**Material provided**
▽
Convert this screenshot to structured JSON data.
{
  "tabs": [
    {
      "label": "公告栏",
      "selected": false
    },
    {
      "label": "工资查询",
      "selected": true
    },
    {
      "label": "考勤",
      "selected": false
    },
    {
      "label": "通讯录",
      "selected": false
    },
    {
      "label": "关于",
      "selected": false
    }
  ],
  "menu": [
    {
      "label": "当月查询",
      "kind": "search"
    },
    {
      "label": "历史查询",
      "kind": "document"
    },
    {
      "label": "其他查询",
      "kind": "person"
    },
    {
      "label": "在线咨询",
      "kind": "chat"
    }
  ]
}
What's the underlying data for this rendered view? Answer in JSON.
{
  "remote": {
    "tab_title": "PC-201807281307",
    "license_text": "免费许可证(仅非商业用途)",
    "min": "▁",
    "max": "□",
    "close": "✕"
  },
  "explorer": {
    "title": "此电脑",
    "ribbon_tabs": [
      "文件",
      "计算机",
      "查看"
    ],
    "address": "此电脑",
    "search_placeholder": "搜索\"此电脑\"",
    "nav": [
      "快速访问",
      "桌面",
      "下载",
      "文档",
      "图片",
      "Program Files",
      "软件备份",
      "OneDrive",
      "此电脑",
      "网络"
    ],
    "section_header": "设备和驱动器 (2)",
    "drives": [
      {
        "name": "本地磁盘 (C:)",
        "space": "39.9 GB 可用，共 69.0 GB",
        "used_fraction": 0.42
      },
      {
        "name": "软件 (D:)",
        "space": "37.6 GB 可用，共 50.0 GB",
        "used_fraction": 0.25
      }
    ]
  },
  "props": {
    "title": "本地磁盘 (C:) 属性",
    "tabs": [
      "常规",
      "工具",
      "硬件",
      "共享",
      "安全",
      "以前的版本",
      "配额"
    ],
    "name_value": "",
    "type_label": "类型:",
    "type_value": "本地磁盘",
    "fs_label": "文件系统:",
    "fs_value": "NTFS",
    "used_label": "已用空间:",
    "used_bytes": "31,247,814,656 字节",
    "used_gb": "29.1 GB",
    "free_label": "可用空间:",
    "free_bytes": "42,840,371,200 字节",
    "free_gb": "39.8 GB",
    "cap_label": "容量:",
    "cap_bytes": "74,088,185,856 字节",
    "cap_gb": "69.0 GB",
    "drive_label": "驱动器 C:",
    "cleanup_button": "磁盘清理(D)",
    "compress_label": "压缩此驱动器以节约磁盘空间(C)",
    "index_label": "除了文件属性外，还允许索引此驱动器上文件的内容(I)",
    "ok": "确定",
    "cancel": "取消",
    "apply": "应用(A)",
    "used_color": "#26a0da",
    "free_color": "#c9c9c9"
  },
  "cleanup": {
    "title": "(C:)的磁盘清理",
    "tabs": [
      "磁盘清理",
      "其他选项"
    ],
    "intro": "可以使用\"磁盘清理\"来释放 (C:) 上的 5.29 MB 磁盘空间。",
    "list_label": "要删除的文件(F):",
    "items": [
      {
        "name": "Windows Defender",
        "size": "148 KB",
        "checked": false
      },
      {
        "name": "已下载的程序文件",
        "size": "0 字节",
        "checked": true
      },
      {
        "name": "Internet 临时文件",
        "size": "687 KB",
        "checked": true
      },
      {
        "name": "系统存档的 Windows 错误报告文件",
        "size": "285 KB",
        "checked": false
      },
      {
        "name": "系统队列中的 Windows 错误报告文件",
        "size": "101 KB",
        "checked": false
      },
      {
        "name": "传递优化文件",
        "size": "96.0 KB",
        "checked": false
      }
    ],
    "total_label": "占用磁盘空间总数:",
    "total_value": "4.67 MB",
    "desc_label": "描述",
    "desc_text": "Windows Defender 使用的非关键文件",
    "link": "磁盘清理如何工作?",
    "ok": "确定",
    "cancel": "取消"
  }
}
△
**Written instruction**
Please copy out each record, character for character.

**Task solution**
Convert this screenshot to structured JSON data.
{
  "tabs": [
    {
      "label": "公告栏",
      "selected": false
    },
    {
      "label": "工资查询",
      "selected": true
    },
    {
      "label": "考勤",
      "selected": false
    },
    {
      "label": "通讯录",
      "selected": false
    },
    {
      "label": "关于",
      "selected": false
    }
  ],
  "menu": [
    {
      "label": "当月查询",
      "kind": "search"
    },
    {
      "label": "历史查询",
      "kind": "document"
    },
    {
      "label": "其他查询",
      "kind": "person"
    },
    {
      "label": "在线咨询",
      "kind": "chat"
    }
  ]
}
What's the underlying data for this rendered view? Answer in JSON.
{
  "remote": {
    "tab_title": "PC-201807281307",
    "license_text": "免费许可证(仅非商业用途)",
    "min": "▁",
    "max": "□",
    "close": "✕"
  },
  "explorer": {
    "title": "此电脑",
    "ribbon_tabs": [
      "文件",
      "计算机",
      "查看"
    ],
    "address": "此电脑",
    "search_placeholder": "搜索\"此电脑\"",
    "nav": [
      "快速访问",
      "桌面",
      "下载",
      "文档",
      "图片",
      "Program Files",
      "软件备份",
      "OneDrive",
      "此电脑",
      "网络"
    ],
    "section_header": "设备和驱动器 (2)",
    "drives": [
      {
        "name": "本地磁盘 (C:)",
        "space": "39.9 GB 可用，共 69.0 GB",
        "used_fraction": 0.42
      },
      {
        "name": "软件 (D:)",
        "space": "37.6 GB 可用，共 50.0 GB",
        "used_fraction": 0.25
      }
    ]
  },
  "props": {
    "title": "本地磁盘 (C:) 属性",
    "tabs": [
      "常规",
      "工具",
      "硬件",
      "共享",
      "安全",
      "以前的版本",
      "配额"
    ],
    "name_value": "",
    "type_label": "类型:",
    "type_value": "本地磁盘",
    "fs_label": "文件系统:",
    "fs_value": "NTFS",
    "used_label": "已用空间:",
    "used_bytes": "31,247,814,656 字节",
    "used_gb": "29.1 GB",
    "free_label": "可用空间:",
    "free_bytes": "42,840,371,200 字节",
    "free_gb": "39.8 GB",
    "cap_label": "容量:",
    "cap_bytes": "74,088,185,856 字节",
    "cap_gb": "69.0 GB",
    "drive_label": "驱动器 C:",
    "cleanup_button": "磁盘清理(D)",
    "compress_label": "压缩此驱动器以节约磁盘空间(C)",
    "index_label": "除了文件属性外，还允许索引此驱动器上文件的内容(I)",
    "ok": "确定",
    "cancel": "取消",
    "apply": "应用(A)",
    "used_color": "#26a0da",
    "free_color": "#c9c9c9"
  },
  "cleanup": {
    "title": "(C:)的磁盘清理",
    "tabs": [
      "磁盘清理",
      "其他选项"
    ],
    "intro": "可以使用\"磁盘清理\"来释放 (C:) 上的 5.29 MB 磁盘空间。",
    "list_label": "要删除的文件(F):",
    "items": [
      {
        "name": "Windows Defender",
        "size": "148 KB",
        "checked": false
      },
      {
        "name": "已下载的程序文件",
        "size": "0 字节",
        "checked": true
      },
      {
        "name": "Internet 临时文件",
        "size": "687 KB",
        "checked": true
      },
      {
        "name": "系统存档的 Windows 错误报告文件",
        "size": "285 KB",
        "checked": false
      },
      {
        "name": "系统队列中的 Windows 错误报告文件",
        "size": "101 KB",
        "checked": false
      },
      {
        "name": "传递优化文件",
        "size": "96.0 KB",
        "checked": false
      }
    ],
    "total_label": "占用磁盘空间总数:",
    "total_value": "4.67 MB",
    "desc_label": "描述",
    "desc_text": "Windows Defender 使用的非关键文件",
    "link": "磁盘清理如何工作?",
    "ok": "确定",
    "cancel": "取消"
  }
}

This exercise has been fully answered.